Repeat every record below exactly, but leave out any pictures.

▶ _Dataset records_
- - -

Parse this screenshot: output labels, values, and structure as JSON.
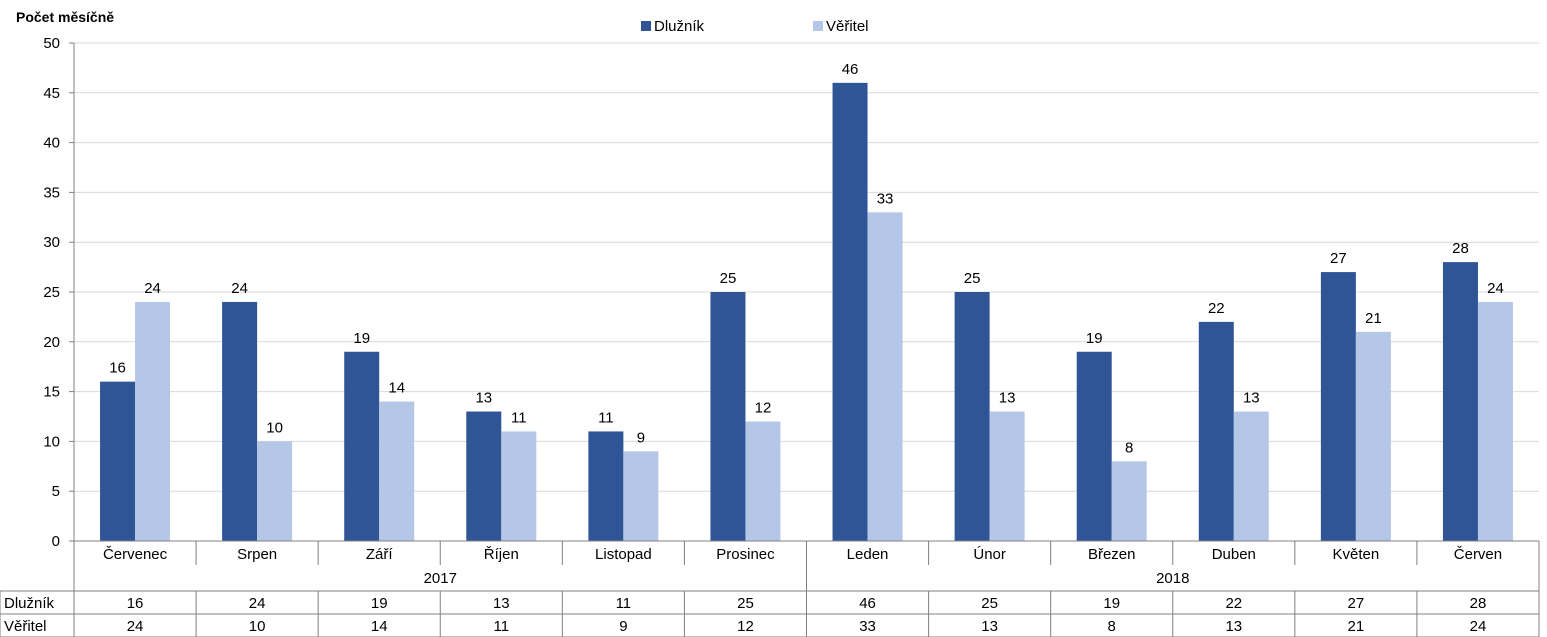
{
  "chart_data": {
    "type": "bar",
    "ylabel": "Počet měsíčně",
    "ylim": [
      0,
      50
    ],
    "yticks": [
      0,
      5,
      10,
      15,
      20,
      25,
      30,
      35,
      40,
      45,
      50
    ],
    "grid": true,
    "legend_position": "top-center",
    "categories": [
      "Červenec",
      "Srpen",
      "Září",
      "Říjen",
      "Listopad",
      "Prosinec",
      "Leden",
      "Únor",
      "Březen",
      "Duben",
      "Květen",
      "Červen"
    ],
    "year_groups": [
      {
        "label": "2017",
        "count": 6
      },
      {
        "label": "2018",
        "count": 6
      }
    ],
    "series": [
      {
        "name": "Dlužník",
        "color": "#2F5597",
        "values": [
          16,
          24,
          19,
          13,
          11,
          25,
          46,
          25,
          19,
          22,
          27,
          28
        ]
      },
      {
        "name": "Věřitel",
        "color": "#B4C7E7",
        "values": [
          24,
          10,
          14,
          11,
          9,
          12,
          33,
          13,
          8,
          13,
          21,
          24
        ]
      }
    ]
  }
}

- - -

▶ _Answer to the problem_
Parse this screenshot: output labels, values, and structure as JSON.
{
  "chart_data": {
    "type": "bar",
    "ylabel": "Počet měsíčně",
    "ylim": [
      0,
      50
    ],
    "yticks": [
      0,
      5,
      10,
      15,
      20,
      25,
      30,
      35,
      40,
      45,
      50
    ],
    "grid": true,
    "legend_position": "top-center",
    "categories": [
      "Červenec",
      "Srpen",
      "Září",
      "Říjen",
      "Listopad",
      "Prosinec",
      "Leden",
      "Únor",
      "Březen",
      "Duben",
      "Květen",
      "Červen"
    ],
    "year_groups": [
      {
        "label": "2017",
        "count": 6
      },
      {
        "label": "2018",
        "count": 6
      }
    ],
    "series": [
      {
        "name": "Dlužník",
        "color": "#2F5597",
        "values": [
          16,
          24,
          19,
          13,
          11,
          25,
          46,
          25,
          19,
          22,
          27,
          28
        ]
      },
      {
        "name": "Věřitel",
        "color": "#B4C7E7",
        "values": [
          24,
          10,
          14,
          11,
          9,
          12,
          33,
          13,
          8,
          13,
          21,
          24
        ]
      }
    ]
  }
}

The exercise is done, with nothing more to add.